JOB: Pictures should be excluded; otherwise, copy every entry exactly.

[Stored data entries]
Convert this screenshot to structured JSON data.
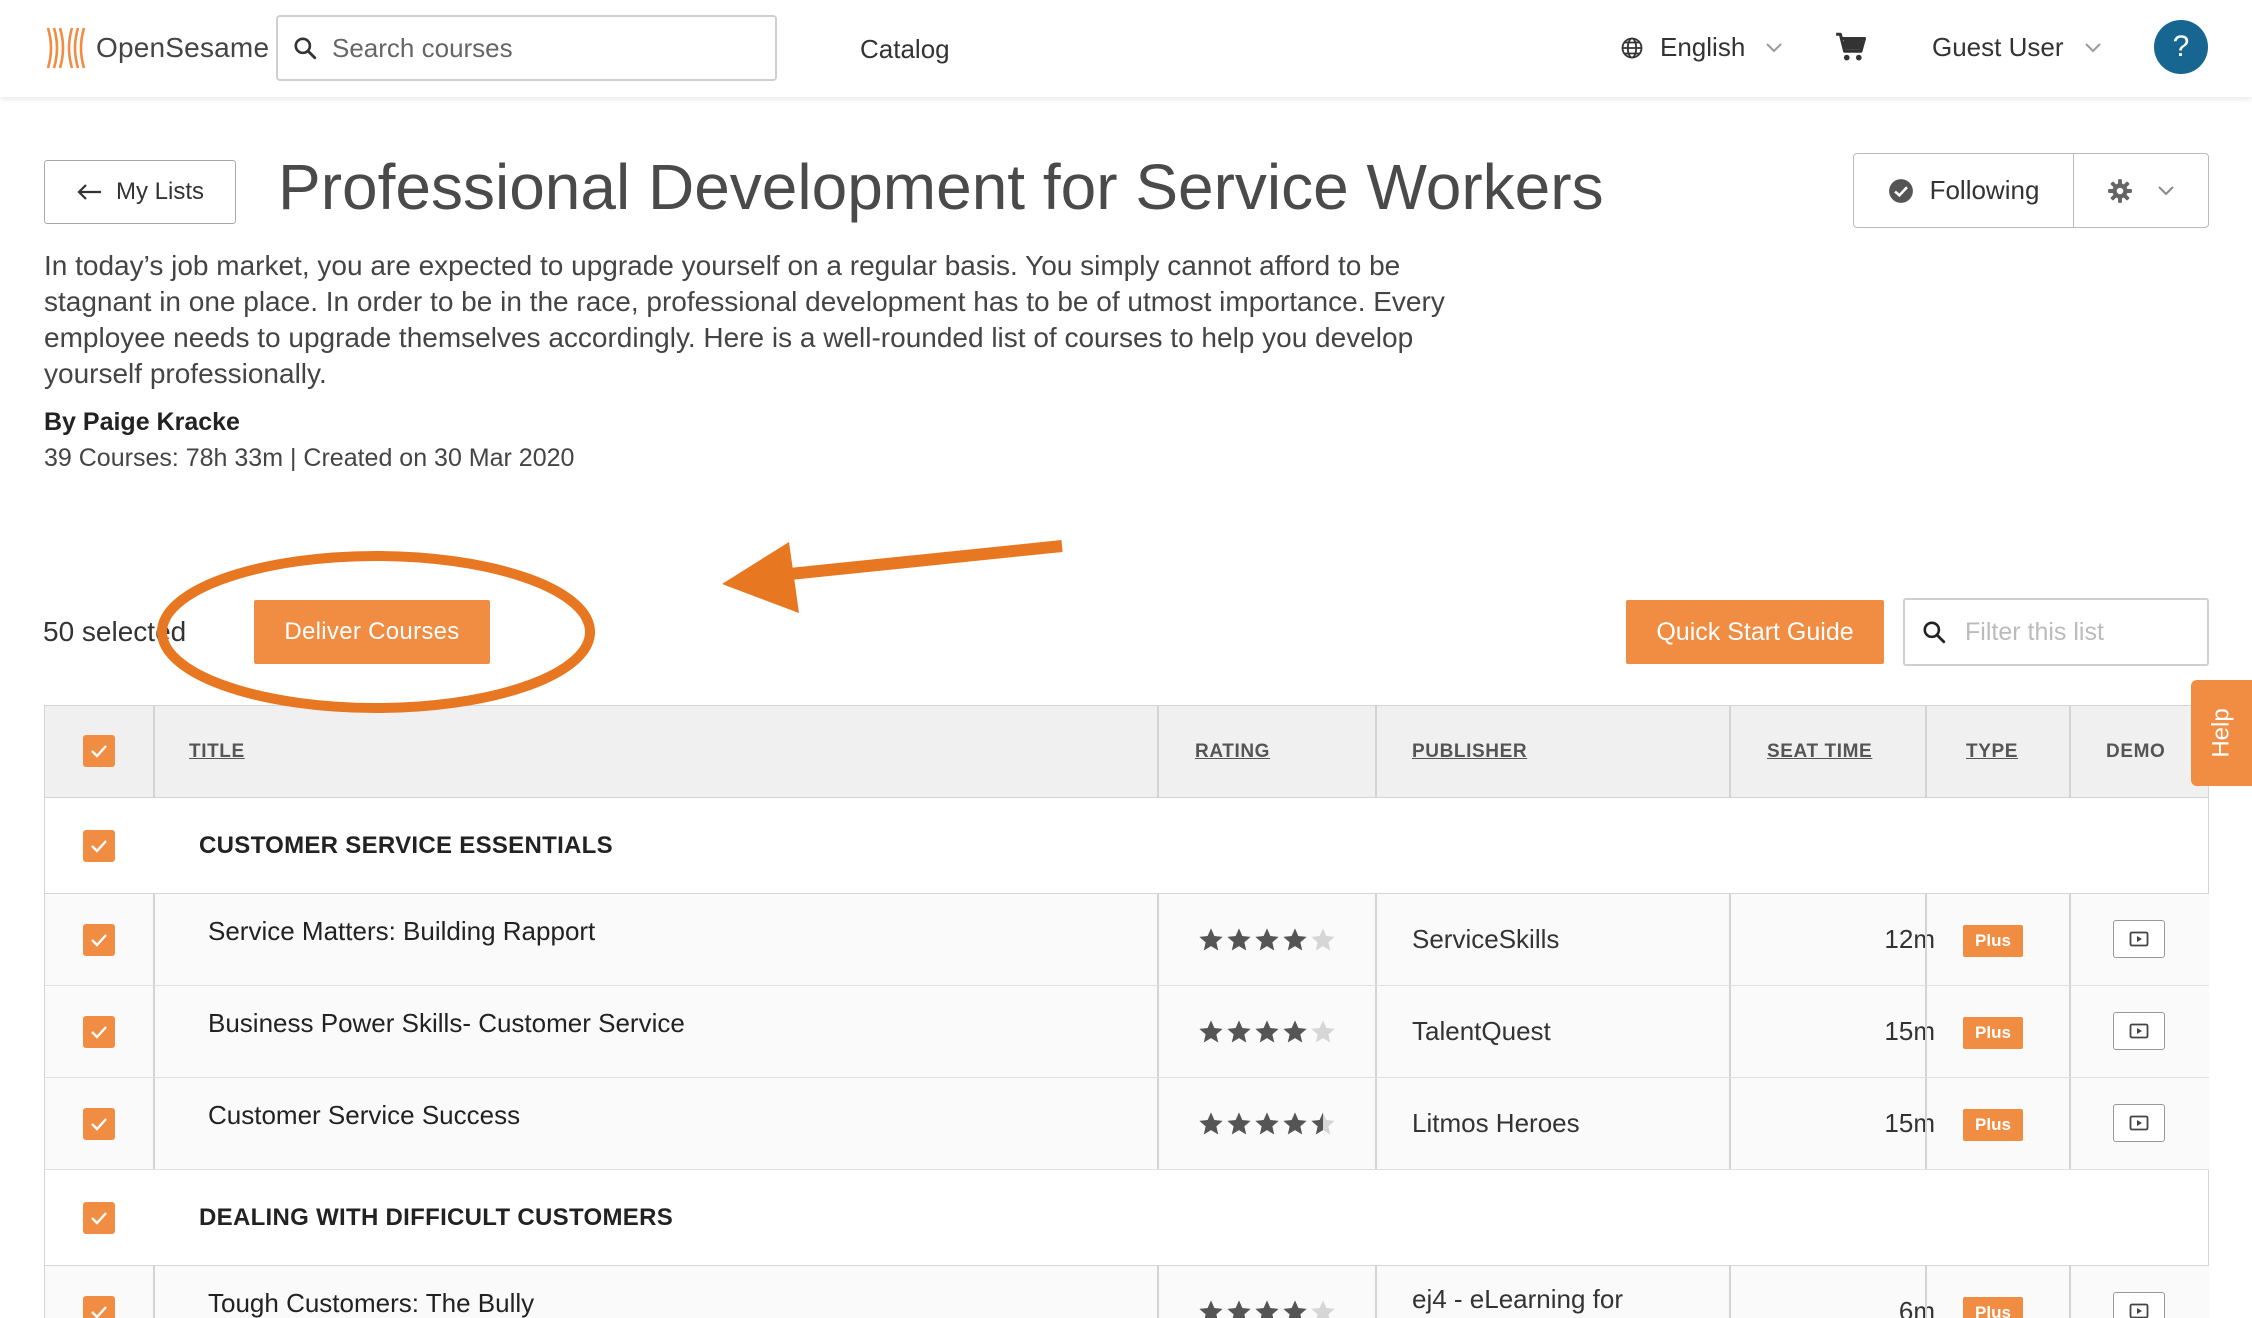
{
  "header": {
    "logo_text": "OpenSesame",
    "search_placeholder": "Search courses",
    "nav_catalog": "Catalog",
    "language": "English",
    "user": "Guest User",
    "help_symbol": "?"
  },
  "page": {
    "back_label": "My Lists",
    "title": "Professional Development for Service Workers",
    "follow_label": "Following",
    "description": "In today’s job market, you are expected to upgrade yourself on a regular basis. You simply cannot afford to be stagnant in one place. In order to be in the race, professional development has to be of utmost importance. Every employee needs to upgrade themselves accordingly. Here is a well-rounded list of courses to help you develop yourself professionally.",
    "author": "By Paige Kracke",
    "meta": "39 Courses: 78h 33m | Created on 30 Mar 2020"
  },
  "toolbar": {
    "selected_count": "50 selected",
    "deliver_label": "Deliver Courses",
    "quick_start_label": "Quick Start Guide",
    "filter_placeholder": "Filter this list",
    "side_help_label": "Help"
  },
  "table": {
    "columns": {
      "title": "TITLE",
      "rating": "RATING",
      "publisher": "PUBLISHER",
      "seat_time": "SEAT TIME",
      "type": "TYPE",
      "demo": "DEMO"
    },
    "groups": [
      {
        "name": "CUSTOMER SERVICE ESSENTIALS",
        "rows": [
          {
            "title": "Service Matters: Building Rapport",
            "rating": 4,
            "publisher": "ServiceSkills",
            "seat_time": "12m",
            "type": "Plus"
          },
          {
            "title": "Business Power Skills- Customer Service",
            "rating": 4,
            "publisher": "TalentQuest",
            "seat_time": "15m",
            "type": "Plus"
          },
          {
            "title": "Customer Service Success",
            "rating": 4.5,
            "publisher": "Litmos Heroes",
            "seat_time": "15m",
            "type": "Plus"
          }
        ]
      },
      {
        "name": "DEALING WITH DIFFICULT CUSTOMERS",
        "rows": [
          {
            "title": "Tough Customers: The Bully",
            "rating": 4,
            "publisher": "ej4 - eLearning for",
            "seat_time": "6m",
            "type": "Plus"
          }
        ]
      }
    ]
  },
  "icons": {
    "search": "search-icon",
    "globe": "globe-icon",
    "cart": "cart-icon",
    "check": "check-icon",
    "gear": "gear-icon",
    "demo": "play-icon"
  },
  "colors": {
    "accent": "#f18c43",
    "help_blue": "#176691",
    "annotation": "#e87722"
  }
}
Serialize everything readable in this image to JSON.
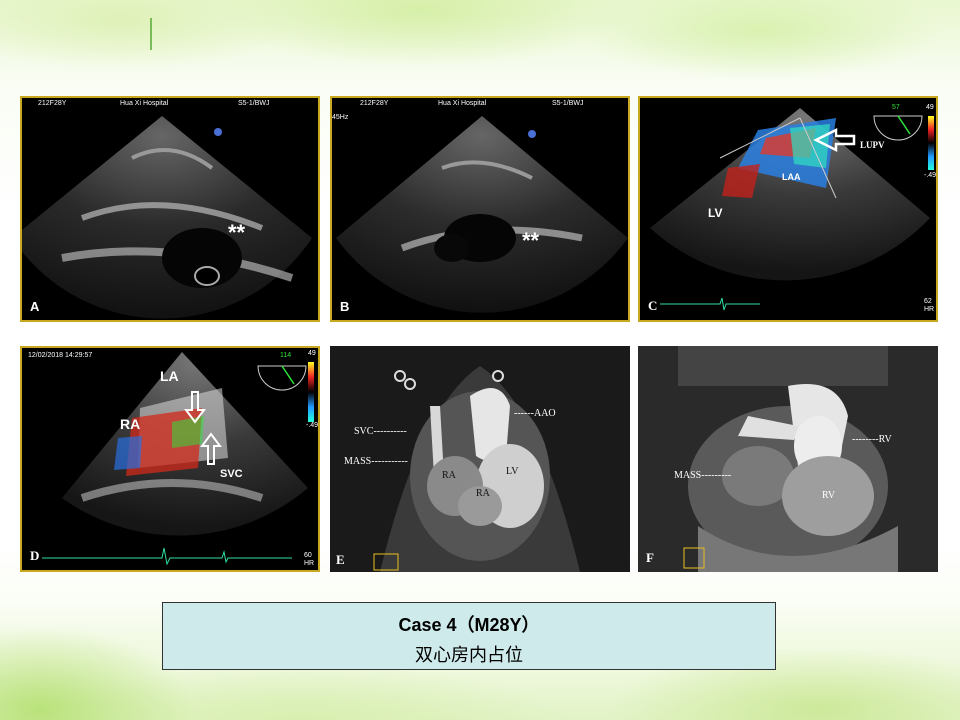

TASK RESPONSE:
Convert this screenshot to structured JSON data.
{
  "header": {
    "logo_text": "OpenSesame",
    "search_placeholder": "Search courses",
    "nav_catalog": "Catalog",
    "language": "English",
    "user": "Guest User",
    "help_symbol": "?"
  },
  "page": {
    "back_label": "My Lists",
    "title": "Professional Development for Service Workers",
    "follow_label": "Following",
    "description": "In today’s job market, you are expected to upgrade yourself on a regular basis. You simply cannot afford to be stagnant in one place. In order to be in the race, professional development has to be of utmost importance. Every employee needs to upgrade themselves accordingly. Here is a well-rounded list of courses to help you develop yourself professionally.",
    "author": "By Paige Kracke",
    "meta": "39 Courses: 78h 33m | Created on 30 Mar 2020"
  },
  "toolbar": {
    "selected_count": "50 selected",
    "deliver_label": "Deliver Courses",
    "quick_start_label": "Quick Start Guide",
    "filter_placeholder": "Filter this list",
    "side_help_label": "Help"
  },
  "table": {
    "columns": {
      "title": "TITLE",
      "rating": "RATING",
      "publisher": "PUBLISHER",
      "seat_time": "SEAT TIME",
      "type": "TYPE",
      "demo": "DEMO"
    },
    "groups": [
      {
        "name": "CUSTOMER SERVICE ESSENTIALS",
        "rows": [
          {
            "title": "Service Matters: Building Rapport",
            "rating": 4,
            "publisher": "ServiceSkills",
            "seat_time": "12m",
            "type": "Plus"
          },
          {
            "title": "Business Power Skills- Customer Service",
            "rating": 4,
            "publisher": "TalentQuest",
            "seat_time": "15m",
            "type": "Plus"
          },
          {
            "title": "Customer Service Success",
            "rating": 4.5,
            "publisher": "Litmos Heroes",
            "seat_time": "15m",
            "type": "Plus"
          }
        ]
      },
      {
        "name": "DEALING WITH DIFFICULT CUSTOMERS",
        "rows": [
          {
            "title": "Tough Customers: The Bully",
            "rating": 4,
            "publisher": "ej4 - eLearning for",
            "seat_time": "6m",
            "type": "Plus"
          }
        ]
      }
    ]
  },
  "icons": {
    "search": "search-icon",
    "globe": "globe-icon",
    "cart": "cart-icon",
    "check": "check-icon",
    "gear": "gear-icon",
    "demo": "play-icon"
  },
  "colors": {
    "accent": "#f18c43",
    "help_blue": "#176691",
    "annotation": "#e87722"
  }
}
Serialize everything readable in this image to JSON.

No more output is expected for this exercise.